Data entries:
==*==

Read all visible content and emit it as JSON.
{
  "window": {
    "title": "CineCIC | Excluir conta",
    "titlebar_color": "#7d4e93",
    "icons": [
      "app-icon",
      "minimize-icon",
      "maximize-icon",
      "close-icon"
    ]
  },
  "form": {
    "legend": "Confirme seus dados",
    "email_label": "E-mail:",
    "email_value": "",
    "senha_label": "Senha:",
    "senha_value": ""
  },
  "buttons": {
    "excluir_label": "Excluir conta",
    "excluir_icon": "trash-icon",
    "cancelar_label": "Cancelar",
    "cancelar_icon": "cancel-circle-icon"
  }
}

==*==

Task description | Transcribe the entire listing above precisely.

Result for this task |
Read all visible content and emit it as JSON.
{
  "window": {
    "title": "CineCIC | Excluir conta",
    "titlebar_color": "#7d4e93",
    "icons": [
      "app-icon",
      "minimize-icon",
      "maximize-icon",
      "close-icon"
    ]
  },
  "form": {
    "legend": "Confirme seus dados",
    "email_label": "E-mail:",
    "email_value": "",
    "senha_label": "Senha:",
    "senha_value": ""
  },
  "buttons": {
    "excluir_label": "Excluir conta",
    "excluir_icon": "trash-icon",
    "cancelar_label": "Cancelar",
    "cancelar_icon": "cancel-circle-icon"
  }
}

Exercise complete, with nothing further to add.